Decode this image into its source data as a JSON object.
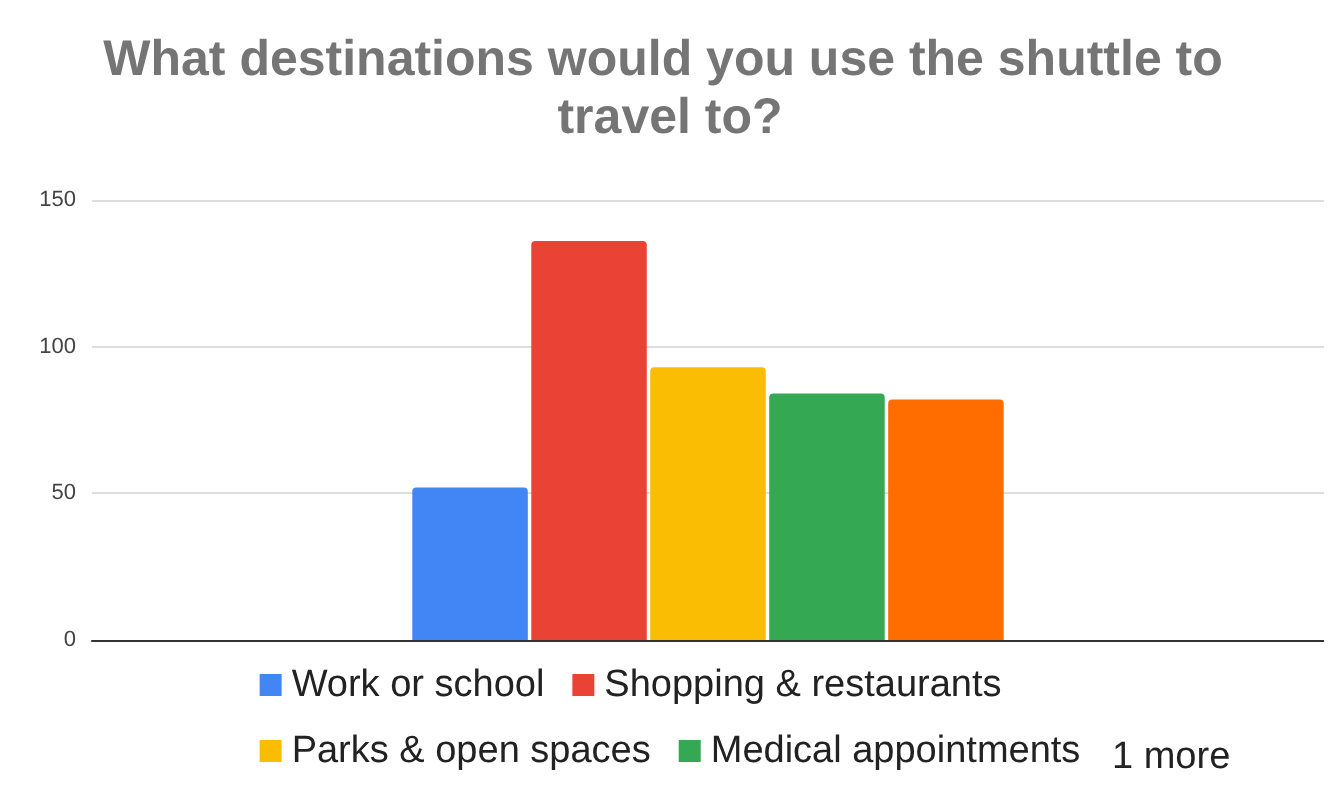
{
  "chart_data": {
    "type": "bar",
    "title": "What destinations would you use the shuttle to travel to?",
    "categories": [
      null
    ],
    "series": [
      {
        "name": "Work or school",
        "color": "#4285f4",
        "values": [
          52
        ]
      },
      {
        "name": "Shopping & restaurants",
        "color": "#ea4335",
        "values": [
          136
        ]
      },
      {
        "name": "Parks & open spaces",
        "color": "#fbbc04",
        "values": [
          93
        ]
      },
      {
        "name": "Medical appointments",
        "color": "#34a853",
        "values": [
          84
        ]
      },
      {
        "color": "#ff6d01",
        "values": [
          82
        ]
      }
    ],
    "annotations": [
      "1 more"
    ],
    "ylim": [
      0,
      150
    ],
    "yticks": [
      0,
      50,
      100,
      150
    ],
    "grid": "y",
    "legend": "bottom"
  }
}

What you need to do: The records above must be printed exactly; the pictures stay out.

Response:
Decode this image into its source data as a JSON object.
{
  "chart_data": {
    "type": "bar",
    "title": "What destinations would you use the shuttle to travel to?",
    "categories": [
      null
    ],
    "series": [
      {
        "name": "Work or school",
        "color": "#4285f4",
        "values": [
          52
        ]
      },
      {
        "name": "Shopping & restaurants",
        "color": "#ea4335",
        "values": [
          136
        ]
      },
      {
        "name": "Parks & open spaces",
        "color": "#fbbc04",
        "values": [
          93
        ]
      },
      {
        "name": "Medical appointments",
        "color": "#34a853",
        "values": [
          84
        ]
      },
      {
        "color": "#ff6d01",
        "values": [
          82
        ]
      }
    ],
    "annotations": [
      "1 more"
    ],
    "ylim": [
      0,
      150
    ],
    "yticks": [
      0,
      50,
      100,
      150
    ],
    "grid": "y",
    "legend": "bottom"
  }
}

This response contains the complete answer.